→ **TASK INPUT**:
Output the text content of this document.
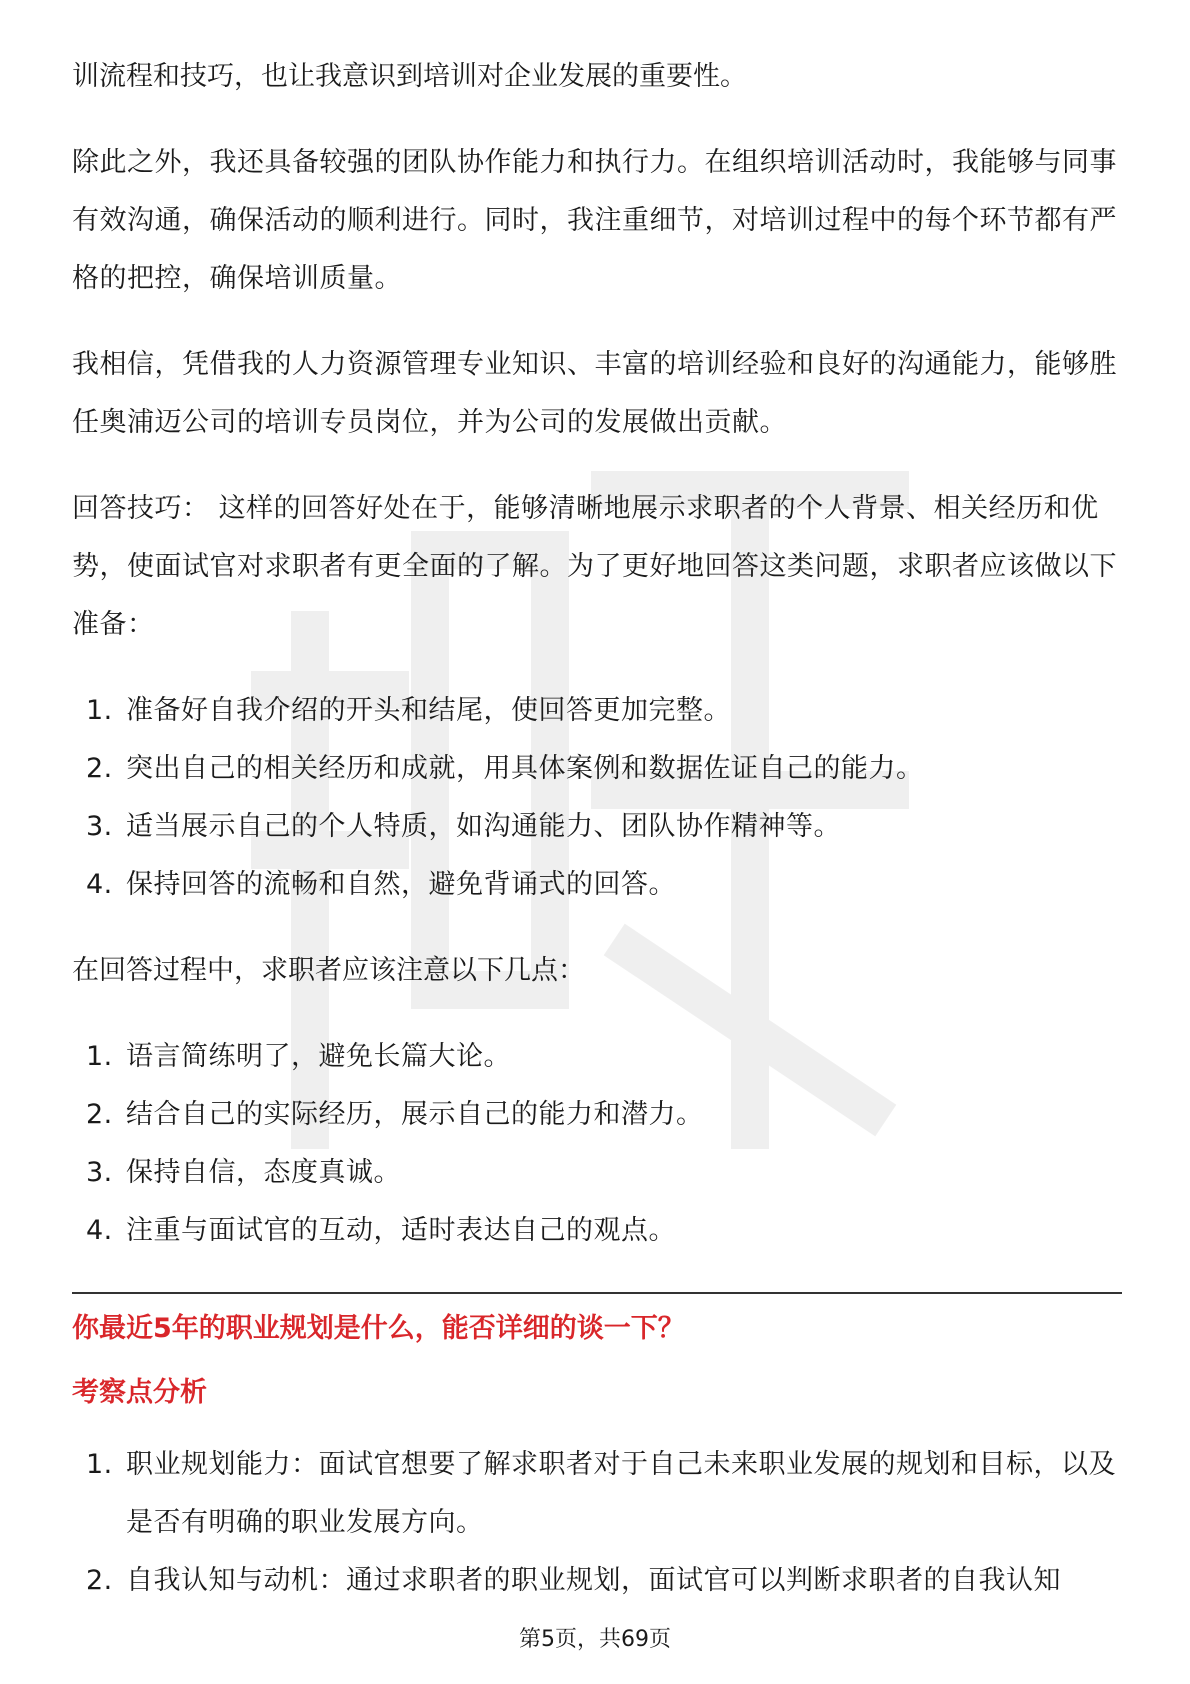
训流程和技巧，也让我意识到培训对企业发展的重要性。

除此之外，我还具备较强的团队协作能力和执行力。在组织培训活动时，我能够与同事有效沟通，确保活动的顺利进行。同时，我注重细节，对培训过程中的每个环节都有严格的把控，确保培训质量。

我相信，凭借我的人力资源管理专业知识、丰富的培训经验和良好的沟通能力，能够胜任奥浦迈公司的培训专员岗位，并为公司的发展做出贡献。

回答技巧： 这样的回答好处在于，能够清晰地展示求职者的个人背景、相关经历和优势，使面试官对求职者有更全面的了解。为了更好地回答这类问题，求职者应该做以下准备：

1. 准备好自我介绍的开头和结尾，使回答更加完整。
2. 突出自己的相关经历和成就，用具体案例和数据佐证自己的能力。
3. 适当展示自己的个人特质，如沟通能力、团队协作精神等。
4. 保持回答的流畅和自然，避免背诵式的回答。

在回答过程中，求职者应该注意以下几点：

1. 语言简练明了，避免长篇大论。
2. 结合自己的实际经历，展示自己的能力和潜力。
3. 保持自信，态度真诚。
4. 注重与面试官的互动，适时表达自己的观点。
你最近5年的职业规划是什么，能否详细的谈一下？
考察点分析
1. 职业规划能力：面试官想要了解求职者对于自己未来职业发展的规划和目标，以及是否有明确的职业发展方向。
2. 自我认知与动机：通过求职者的职业规划，面试官可以判断求职者的自我认知
第5页，共69页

→ **EXERCISE AIM**:
Output the records above exactly; leave out the pictures.

→ **ANSWER FOR THE TASK**:
Output the text content of this document.
训流程和技巧，也让我意识到培训对企业发展的重要性。

除此之外，我还具备较强的团队协作能力和执行力。在组织培训活动时，我能够与同事有效沟通，确保活动的顺利进行。同时，我注重细节，对培训过程中的每个环节都有严格的把控，确保培训质量。

我相信，凭借我的人力资源管理专业知识、丰富的培训经验和良好的沟通能力，能够胜任奥浦迈公司的培训专员岗位，并为公司的发展做出贡献。

回答技巧： 这样的回答好处在于，能够清晰地展示求职者的个人背景、相关经历和优势，使面试官对求职者有更全面的了解。为了更好地回答这类问题，求职者应该做以下准备：

1. 准备好自我介绍的开头和结尾，使回答更加完整。
2. 突出自己的相关经历和成就，用具体案例和数据佐证自己的能力。
3. 适当展示自己的个人特质，如沟通能力、团队协作精神等。
4. 保持回答的流畅和自然，避免背诵式的回答。

在回答过程中，求职者应该注意以下几点：

1. 语言简练明了，避免长篇大论。
2. 结合自己的实际经历，展示自己的能力和潜力。
3. 保持自信，态度真诚。
4. 注重与面试官的互动，适时表达自己的观点。
你最近5年的职业规划是什么，能否详细的谈一下？
考察点分析
1. 职业规划能力：面试官想要了解求职者对于自己未来职业发展的规划和目标，以及是否有明确的职业发展方向。
2. 自我认知与动机：通过求职者的职业规划，面试官可以判断求职者的自我认知
第5页，共69页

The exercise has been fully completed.